"""
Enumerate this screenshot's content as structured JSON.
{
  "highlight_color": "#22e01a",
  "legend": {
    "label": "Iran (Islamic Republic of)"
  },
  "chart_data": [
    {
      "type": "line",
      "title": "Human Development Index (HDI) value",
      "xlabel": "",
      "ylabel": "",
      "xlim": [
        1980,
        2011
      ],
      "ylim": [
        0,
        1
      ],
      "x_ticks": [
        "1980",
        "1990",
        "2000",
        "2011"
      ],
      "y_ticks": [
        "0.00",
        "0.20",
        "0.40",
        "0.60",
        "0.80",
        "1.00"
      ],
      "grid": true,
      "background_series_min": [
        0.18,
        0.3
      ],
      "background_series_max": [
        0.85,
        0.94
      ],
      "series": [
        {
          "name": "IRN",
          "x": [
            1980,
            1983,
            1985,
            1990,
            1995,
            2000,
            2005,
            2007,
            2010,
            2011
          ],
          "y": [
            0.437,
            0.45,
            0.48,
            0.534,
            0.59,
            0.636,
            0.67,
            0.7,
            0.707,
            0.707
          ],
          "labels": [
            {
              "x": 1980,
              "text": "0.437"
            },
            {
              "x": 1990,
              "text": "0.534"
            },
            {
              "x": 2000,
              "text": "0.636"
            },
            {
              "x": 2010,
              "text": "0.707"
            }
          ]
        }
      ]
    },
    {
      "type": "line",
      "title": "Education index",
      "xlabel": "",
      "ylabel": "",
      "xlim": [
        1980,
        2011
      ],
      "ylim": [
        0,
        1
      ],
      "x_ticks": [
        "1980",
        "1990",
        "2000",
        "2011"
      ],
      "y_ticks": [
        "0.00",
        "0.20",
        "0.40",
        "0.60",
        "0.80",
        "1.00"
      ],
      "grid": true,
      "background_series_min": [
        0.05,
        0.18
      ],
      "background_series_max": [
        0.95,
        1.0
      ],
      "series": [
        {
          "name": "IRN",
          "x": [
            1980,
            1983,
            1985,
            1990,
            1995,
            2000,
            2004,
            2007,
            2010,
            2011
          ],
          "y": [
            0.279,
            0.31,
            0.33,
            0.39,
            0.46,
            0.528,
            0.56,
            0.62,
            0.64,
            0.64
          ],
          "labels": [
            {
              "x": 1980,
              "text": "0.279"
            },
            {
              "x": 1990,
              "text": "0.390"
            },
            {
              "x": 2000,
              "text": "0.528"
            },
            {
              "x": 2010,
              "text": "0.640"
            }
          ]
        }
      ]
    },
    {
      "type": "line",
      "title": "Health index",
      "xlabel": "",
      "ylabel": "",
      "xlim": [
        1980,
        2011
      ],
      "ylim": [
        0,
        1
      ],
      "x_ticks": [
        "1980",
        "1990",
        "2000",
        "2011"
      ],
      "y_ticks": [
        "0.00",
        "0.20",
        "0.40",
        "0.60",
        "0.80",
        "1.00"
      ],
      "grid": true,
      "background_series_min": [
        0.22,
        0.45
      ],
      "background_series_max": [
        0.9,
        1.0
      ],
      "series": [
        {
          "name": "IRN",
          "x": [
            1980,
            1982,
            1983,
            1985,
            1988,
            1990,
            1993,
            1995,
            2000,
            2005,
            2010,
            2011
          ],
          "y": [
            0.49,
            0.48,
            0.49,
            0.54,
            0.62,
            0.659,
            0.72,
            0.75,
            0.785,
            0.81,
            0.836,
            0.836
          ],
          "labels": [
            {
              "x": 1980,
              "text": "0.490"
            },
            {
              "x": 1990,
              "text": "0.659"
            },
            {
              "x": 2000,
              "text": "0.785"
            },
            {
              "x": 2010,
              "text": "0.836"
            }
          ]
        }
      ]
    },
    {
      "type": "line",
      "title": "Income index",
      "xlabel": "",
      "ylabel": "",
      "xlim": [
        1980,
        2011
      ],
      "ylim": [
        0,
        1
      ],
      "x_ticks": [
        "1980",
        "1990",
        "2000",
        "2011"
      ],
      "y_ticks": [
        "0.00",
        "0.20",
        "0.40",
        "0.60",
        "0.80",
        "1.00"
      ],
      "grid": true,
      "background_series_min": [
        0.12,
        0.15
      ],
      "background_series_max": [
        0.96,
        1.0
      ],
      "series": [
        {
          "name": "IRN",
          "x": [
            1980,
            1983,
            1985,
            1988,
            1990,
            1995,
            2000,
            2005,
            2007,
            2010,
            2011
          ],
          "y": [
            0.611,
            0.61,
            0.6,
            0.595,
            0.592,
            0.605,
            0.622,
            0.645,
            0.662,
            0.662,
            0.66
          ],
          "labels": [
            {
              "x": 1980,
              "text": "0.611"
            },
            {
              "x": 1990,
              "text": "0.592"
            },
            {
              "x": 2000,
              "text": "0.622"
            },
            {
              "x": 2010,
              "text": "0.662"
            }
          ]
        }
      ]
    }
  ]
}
"""
TASK GOAL:
Each line in the material above must be retyped without alteration.

RESULT OF THIS EXERCISE:
Enumerate this screenshot's content as structured JSON.
{
  "highlight_color": "#22e01a",
  "legend": {
    "label": "Iran (Islamic Republic of)"
  },
  "chart_data": [
    {
      "type": "line",
      "title": "Human Development Index (HDI) value",
      "xlabel": "",
      "ylabel": "",
      "xlim": [
        1980,
        2011
      ],
      "ylim": [
        0,
        1
      ],
      "x_ticks": [
        "1980",
        "1990",
        "2000",
        "2011"
      ],
      "y_ticks": [
        "0.00",
        "0.20",
        "0.40",
        "0.60",
        "0.80",
        "1.00"
      ],
      "grid": true,
      "background_series_min": [
        0.18,
        0.3
      ],
      "background_series_max": [
        0.85,
        0.94
      ],
      "series": [
        {
          "name": "IRN",
          "x": [
            1980,
            1983,
            1985,
            1990,
            1995,
            2000,
            2005,
            2007,
            2010,
            2011
          ],
          "y": [
            0.437,
            0.45,
            0.48,
            0.534,
            0.59,
            0.636,
            0.67,
            0.7,
            0.707,
            0.707
          ],
          "labels": [
            {
              "x": 1980,
              "text": "0.437"
            },
            {
              "x": 1990,
              "text": "0.534"
            },
            {
              "x": 2000,
              "text": "0.636"
            },
            {
              "x": 2010,
              "text": "0.707"
            }
          ]
        }
      ]
    },
    {
      "type": "line",
      "title": "Education index",
      "xlabel": "",
      "ylabel": "",
      "xlim": [
        1980,
        2011
      ],
      "ylim": [
        0,
        1
      ],
      "x_ticks": [
        "1980",
        "1990",
        "2000",
        "2011"
      ],
      "y_ticks": [
        "0.00",
        "0.20",
        "0.40",
        "0.60",
        "0.80",
        "1.00"
      ],
      "grid": true,
      "background_series_min": [
        0.05,
        0.18
      ],
      "background_series_max": [
        0.95,
        1.0
      ],
      "series": [
        {
          "name": "IRN",
          "x": [
            1980,
            1983,
            1985,
            1990,
            1995,
            2000,
            2004,
            2007,
            2010,
            2011
          ],
          "y": [
            0.279,
            0.31,
            0.33,
            0.39,
            0.46,
            0.528,
            0.56,
            0.62,
            0.64,
            0.64
          ],
          "labels": [
            {
              "x": 1980,
              "text": "0.279"
            },
            {
              "x": 1990,
              "text": "0.390"
            },
            {
              "x": 2000,
              "text": "0.528"
            },
            {
              "x": 2010,
              "text": "0.640"
            }
          ]
        }
      ]
    },
    {
      "type": "line",
      "title": "Health index",
      "xlabel": "",
      "ylabel": "",
      "xlim": [
        1980,
        2011
      ],
      "ylim": [
        0,
        1
      ],
      "x_ticks": [
        "1980",
        "1990",
        "2000",
        "2011"
      ],
      "y_ticks": [
        "0.00",
        "0.20",
        "0.40",
        "0.60",
        "0.80",
        "1.00"
      ],
      "grid": true,
      "background_series_min": [
        0.22,
        0.45
      ],
      "background_series_max": [
        0.9,
        1.0
      ],
      "series": [
        {
          "name": "IRN",
          "x": [
            1980,
            1982,
            1983,
            1985,
            1988,
            1990,
            1993,
            1995,
            2000,
            2005,
            2010,
            2011
          ],
          "y": [
            0.49,
            0.48,
            0.49,
            0.54,
            0.62,
            0.659,
            0.72,
            0.75,
            0.785,
            0.81,
            0.836,
            0.836
          ],
          "labels": [
            {
              "x": 1980,
              "text": "0.490"
            },
            {
              "x": 1990,
              "text": "0.659"
            },
            {
              "x": 2000,
              "text": "0.785"
            },
            {
              "x": 2010,
              "text": "0.836"
            }
          ]
        }
      ]
    },
    {
      "type": "line",
      "title": "Income index",
      "xlabel": "",
      "ylabel": "",
      "xlim": [
        1980,
        2011
      ],
      "ylim": [
        0,
        1
      ],
      "x_ticks": [
        "1980",
        "1990",
        "2000",
        "2011"
      ],
      "y_ticks": [
        "0.00",
        "0.20",
        "0.40",
        "0.60",
        "0.80",
        "1.00"
      ],
      "grid": true,
      "background_series_min": [
        0.12,
        0.15
      ],
      "background_series_max": [
        0.96,
        1.0
      ],
      "series": [
        {
          "name": "IRN",
          "x": [
            1980,
            1983,
            1985,
            1988,
            1990,
            1995,
            2000,
            2005,
            2007,
            2010,
            2011
          ],
          "y": [
            0.611,
            0.61,
            0.6,
            0.595,
            0.592,
            0.605,
            0.622,
            0.645,
            0.662,
            0.662,
            0.66
          ],
          "labels": [
            {
              "x": 1980,
              "text": "0.611"
            },
            {
              "x": 1990,
              "text": "0.592"
            },
            {
              "x": 2000,
              "text": "0.622"
            },
            {
              "x": 2010,
              "text": "0.662"
            }
          ]
        }
      ]
    }
  ]
}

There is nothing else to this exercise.